■ Problem to work on ■
Write out the material exactly, without any of its pictures.

Extracted data entries
☆ ☆ ☆ ☆ ☆

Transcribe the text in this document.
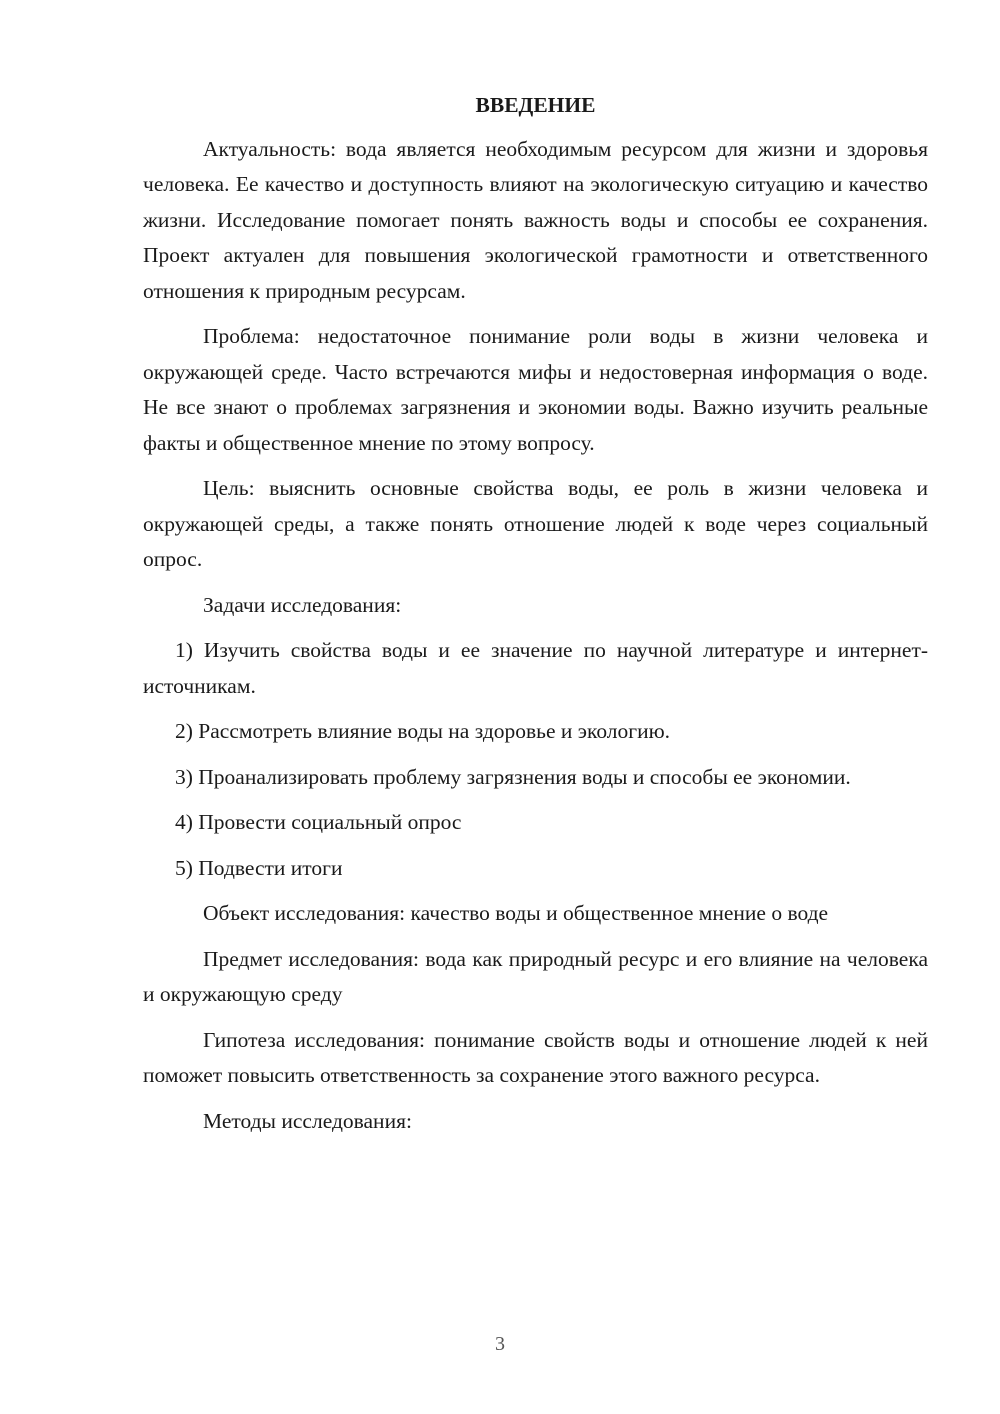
ВВЕДЕНИЕ

Актуальность: вода является необходимым ресурсом для жизни и здоровья человека. Ее качество и доступность влияют на экологическую ситуацию и качество жизни. Исследование помогает понять важность воды и способы ее сохранения. Проект актуален для повышения экологической грамотности и ответственного отношения к природным ресурсам.

Проблема: недостаточное понимание роли воды в жизни человека и окружающей среде. Часто встречаются мифы и недостоверная информация о воде. Не все знают о проблемах загрязнения и экономии воды. Важно изучить реальные факты и общественное мнение по этому вопросу.

Цель: выяснить основные свойства воды, ее роль в жизни человека и окружающей среды, а также понять отношение людей к воде через социальный опрос.

Задачи исследования:

1) Изучить свойства воды и ее значение по научной литературе и интернет-источникам.

2) Рассмотреть влияние воды на здоровье и экологию.

3) Проанализировать проблему загрязнения воды и способы ее экономии.

4) Провести социальный опрос

5) Подвести итоги

Объект исследования: качество воды и общественное мнение о воде

Предмет исследования: вода как природный ресурс и его влияние на человека и окружающую среду

Гипотеза исследования: понимание свойств воды и отношение людей к ней поможет повысить ответственность за сохранение этого важного ресурса.

Методы исследования:

3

☆ ☆ ☆ ☆ ☆

■ Written answer ■
Transcribe the text in this document.
ВВЕДЕНИЕ

Актуальность: вода является необходимым ресурсом для жизни и здоровья человека. Ее качество и доступность влияют на экологическую ситуацию и качество жизни. Исследование помогает понять важность воды и способы ее сохранения. Проект актуален для повышения экологической грамотности и ответственного отношения к природным ресурсам.

Проблема: недостаточное понимание роли воды в жизни человека и окружающей среде. Часто встречаются мифы и недостоверная информация о воде. Не все знают о проблемах загрязнения и экономии воды. Важно изучить реальные факты и общественное мнение по этому вопросу.

Цель: выяснить основные свойства воды, ее роль в жизни человека и окружающей среды, а также понять отношение людей к воде через социальный опрос.

Задачи исследования:

1) Изучить свойства воды и ее значение по научной литературе и интернет-источникам.

2) Рассмотреть влияние воды на здоровье и экологию.

3) Проанализировать проблему загрязнения воды и способы ее экономии.

4) Провести социальный опрос

5) Подвести итоги

Объект исследования: качество воды и общественное мнение о воде

Предмет исследования: вода как природный ресурс и его влияние на человека и окружающую среду

Гипотеза исследования: понимание свойств воды и отношение людей к ней поможет повысить ответственность за сохранение этого важного ресурса.

Методы исследования:

3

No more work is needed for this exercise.